→ EXERCISE BRIEF:
Extract each line of the data below exactly as written.

####################

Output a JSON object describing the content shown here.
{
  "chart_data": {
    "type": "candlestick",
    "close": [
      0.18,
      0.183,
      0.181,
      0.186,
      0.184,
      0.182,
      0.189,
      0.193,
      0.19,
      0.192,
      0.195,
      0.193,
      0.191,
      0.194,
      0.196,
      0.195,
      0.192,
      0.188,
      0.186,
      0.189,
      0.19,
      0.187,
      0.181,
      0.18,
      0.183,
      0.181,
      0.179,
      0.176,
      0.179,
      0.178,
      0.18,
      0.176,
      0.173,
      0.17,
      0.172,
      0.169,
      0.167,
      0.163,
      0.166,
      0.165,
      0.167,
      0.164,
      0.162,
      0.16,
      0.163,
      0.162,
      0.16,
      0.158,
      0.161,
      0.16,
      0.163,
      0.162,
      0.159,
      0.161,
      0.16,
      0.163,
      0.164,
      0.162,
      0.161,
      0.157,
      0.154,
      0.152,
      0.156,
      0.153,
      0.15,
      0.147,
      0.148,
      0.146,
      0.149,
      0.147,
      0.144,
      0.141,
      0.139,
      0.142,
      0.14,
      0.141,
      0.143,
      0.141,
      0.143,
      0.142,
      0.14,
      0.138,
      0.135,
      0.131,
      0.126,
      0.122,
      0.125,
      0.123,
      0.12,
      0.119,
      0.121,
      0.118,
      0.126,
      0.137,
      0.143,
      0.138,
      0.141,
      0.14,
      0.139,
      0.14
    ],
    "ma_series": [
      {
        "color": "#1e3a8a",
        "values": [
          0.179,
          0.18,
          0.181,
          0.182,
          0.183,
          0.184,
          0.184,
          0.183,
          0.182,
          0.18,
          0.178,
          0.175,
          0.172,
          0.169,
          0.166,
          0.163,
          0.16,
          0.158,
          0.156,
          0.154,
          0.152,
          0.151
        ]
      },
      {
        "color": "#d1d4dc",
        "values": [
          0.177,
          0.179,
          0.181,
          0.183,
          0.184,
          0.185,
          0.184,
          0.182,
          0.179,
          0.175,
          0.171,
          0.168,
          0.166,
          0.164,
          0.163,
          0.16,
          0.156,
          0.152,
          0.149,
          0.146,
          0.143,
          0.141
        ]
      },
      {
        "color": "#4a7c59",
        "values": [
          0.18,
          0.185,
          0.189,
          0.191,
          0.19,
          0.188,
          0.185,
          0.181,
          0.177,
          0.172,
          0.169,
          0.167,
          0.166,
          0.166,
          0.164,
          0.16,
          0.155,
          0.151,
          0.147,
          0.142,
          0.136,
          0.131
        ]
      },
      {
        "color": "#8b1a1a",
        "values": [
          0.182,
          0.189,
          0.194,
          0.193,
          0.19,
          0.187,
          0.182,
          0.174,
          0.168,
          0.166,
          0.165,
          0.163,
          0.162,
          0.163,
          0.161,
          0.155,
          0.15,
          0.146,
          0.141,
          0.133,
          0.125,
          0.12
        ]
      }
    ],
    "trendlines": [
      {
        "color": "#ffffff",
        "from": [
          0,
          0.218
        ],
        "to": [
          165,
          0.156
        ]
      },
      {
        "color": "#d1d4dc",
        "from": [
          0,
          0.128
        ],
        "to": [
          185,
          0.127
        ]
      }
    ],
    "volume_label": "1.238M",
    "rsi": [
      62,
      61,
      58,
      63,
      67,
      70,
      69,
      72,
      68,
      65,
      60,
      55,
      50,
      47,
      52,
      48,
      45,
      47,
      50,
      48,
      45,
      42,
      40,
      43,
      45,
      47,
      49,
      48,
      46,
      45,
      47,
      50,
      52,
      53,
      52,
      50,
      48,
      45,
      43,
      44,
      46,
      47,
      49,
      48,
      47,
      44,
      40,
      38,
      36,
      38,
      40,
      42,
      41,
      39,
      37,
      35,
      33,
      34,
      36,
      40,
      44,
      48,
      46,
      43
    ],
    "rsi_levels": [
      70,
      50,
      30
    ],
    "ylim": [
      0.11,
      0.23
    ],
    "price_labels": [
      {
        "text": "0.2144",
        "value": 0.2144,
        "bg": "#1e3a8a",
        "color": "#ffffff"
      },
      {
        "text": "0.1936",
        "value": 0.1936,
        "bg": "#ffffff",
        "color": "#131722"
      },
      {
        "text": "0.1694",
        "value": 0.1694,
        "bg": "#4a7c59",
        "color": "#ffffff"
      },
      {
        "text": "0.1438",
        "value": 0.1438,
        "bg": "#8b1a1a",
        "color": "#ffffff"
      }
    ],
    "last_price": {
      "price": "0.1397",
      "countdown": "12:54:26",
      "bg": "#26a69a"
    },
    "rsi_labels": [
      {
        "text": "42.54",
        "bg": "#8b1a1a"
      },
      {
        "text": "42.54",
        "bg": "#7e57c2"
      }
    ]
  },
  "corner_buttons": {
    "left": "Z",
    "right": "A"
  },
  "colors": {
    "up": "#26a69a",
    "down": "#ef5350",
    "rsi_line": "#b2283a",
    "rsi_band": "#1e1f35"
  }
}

####################

→ TASK ANSWER:
Output a JSON object describing the content shown here.
{
  "chart_data": {
    "type": "candlestick",
    "close": [
      0.18,
      0.183,
      0.181,
      0.186,
      0.184,
      0.182,
      0.189,
      0.193,
      0.19,
      0.192,
      0.195,
      0.193,
      0.191,
      0.194,
      0.196,
      0.195,
      0.192,
      0.188,
      0.186,
      0.189,
      0.19,
      0.187,
      0.181,
      0.18,
      0.183,
      0.181,
      0.179,
      0.176,
      0.179,
      0.178,
      0.18,
      0.176,
      0.173,
      0.17,
      0.172,
      0.169,
      0.167,
      0.163,
      0.166,
      0.165,
      0.167,
      0.164,
      0.162,
      0.16,
      0.163,
      0.162,
      0.16,
      0.158,
      0.161,
      0.16,
      0.163,
      0.162,
      0.159,
      0.161,
      0.16,
      0.163,
      0.164,
      0.162,
      0.161,
      0.157,
      0.154,
      0.152,
      0.156,
      0.153,
      0.15,
      0.147,
      0.148,
      0.146,
      0.149,
      0.147,
      0.144,
      0.141,
      0.139,
      0.142,
      0.14,
      0.141,
      0.143,
      0.141,
      0.143,
      0.142,
      0.14,
      0.138,
      0.135,
      0.131,
      0.126,
      0.122,
      0.125,
      0.123,
      0.12,
      0.119,
      0.121,
      0.118,
      0.126,
      0.137,
      0.143,
      0.138,
      0.141,
      0.14,
      0.139,
      0.14
    ],
    "ma_series": [
      {
        "color": "#1e3a8a",
        "values": [
          0.179,
          0.18,
          0.181,
          0.182,
          0.183,
          0.184,
          0.184,
          0.183,
          0.182,
          0.18,
          0.178,
          0.175,
          0.172,
          0.169,
          0.166,
          0.163,
          0.16,
          0.158,
          0.156,
          0.154,
          0.152,
          0.151
        ]
      },
      {
        "color": "#d1d4dc",
        "values": [
          0.177,
          0.179,
          0.181,
          0.183,
          0.184,
          0.185,
          0.184,
          0.182,
          0.179,
          0.175,
          0.171,
          0.168,
          0.166,
          0.164,
          0.163,
          0.16,
          0.156,
          0.152,
          0.149,
          0.146,
          0.143,
          0.141
        ]
      },
      {
        "color": "#4a7c59",
        "values": [
          0.18,
          0.185,
          0.189,
          0.191,
          0.19,
          0.188,
          0.185,
          0.181,
          0.177,
          0.172,
          0.169,
          0.167,
          0.166,
          0.166,
          0.164,
          0.16,
          0.155,
          0.151,
          0.147,
          0.142,
          0.136,
          0.131
        ]
      },
      {
        "color": "#8b1a1a",
        "values": [
          0.182,
          0.189,
          0.194,
          0.193,
          0.19,
          0.187,
          0.182,
          0.174,
          0.168,
          0.166,
          0.165,
          0.163,
          0.162,
          0.163,
          0.161,
          0.155,
          0.15,
          0.146,
          0.141,
          0.133,
          0.125,
          0.12
        ]
      }
    ],
    "trendlines": [
      {
        "color": "#ffffff",
        "from": [
          0,
          0.218
        ],
        "to": [
          165,
          0.156
        ]
      },
      {
        "color": "#d1d4dc",
        "from": [
          0,
          0.128
        ],
        "to": [
          185,
          0.127
        ]
      }
    ],
    "volume_label": "1.238M",
    "rsi": [
      62,
      61,
      58,
      63,
      67,
      70,
      69,
      72,
      68,
      65,
      60,
      55,
      50,
      47,
      52,
      48,
      45,
      47,
      50,
      48,
      45,
      42,
      40,
      43,
      45,
      47,
      49,
      48,
      46,
      45,
      47,
      50,
      52,
      53,
      52,
      50,
      48,
      45,
      43,
      44,
      46,
      47,
      49,
      48,
      47,
      44,
      40,
      38,
      36,
      38,
      40,
      42,
      41,
      39,
      37,
      35,
      33,
      34,
      36,
      40,
      44,
      48,
      46,
      43
    ],
    "rsi_levels": [
      70,
      50,
      30
    ],
    "ylim": [
      0.11,
      0.23
    ],
    "price_labels": [
      {
        "text": "0.2144",
        "value": 0.2144,
        "bg": "#1e3a8a",
        "color": "#ffffff"
      },
      {
        "text": "0.1936",
        "value": 0.1936,
        "bg": "#ffffff",
        "color": "#131722"
      },
      {
        "text": "0.1694",
        "value": 0.1694,
        "bg": "#4a7c59",
        "color": "#ffffff"
      },
      {
        "text": "0.1438",
        "value": 0.1438,
        "bg": "#8b1a1a",
        "color": "#ffffff"
      }
    ],
    "last_price": {
      "price": "0.1397",
      "countdown": "12:54:26",
      "bg": "#26a69a"
    },
    "rsi_labels": [
      {
        "text": "42.54",
        "bg": "#8b1a1a"
      },
      {
        "text": "42.54",
        "bg": "#7e57c2"
      }
    ]
  },
  "corner_buttons": {
    "left": "Z",
    "right": "A"
  },
  "colors": {
    "up": "#26a69a",
    "down": "#ef5350",
    "rsi_line": "#b2283a",
    "rsi_band": "#1e1f35"
  }
}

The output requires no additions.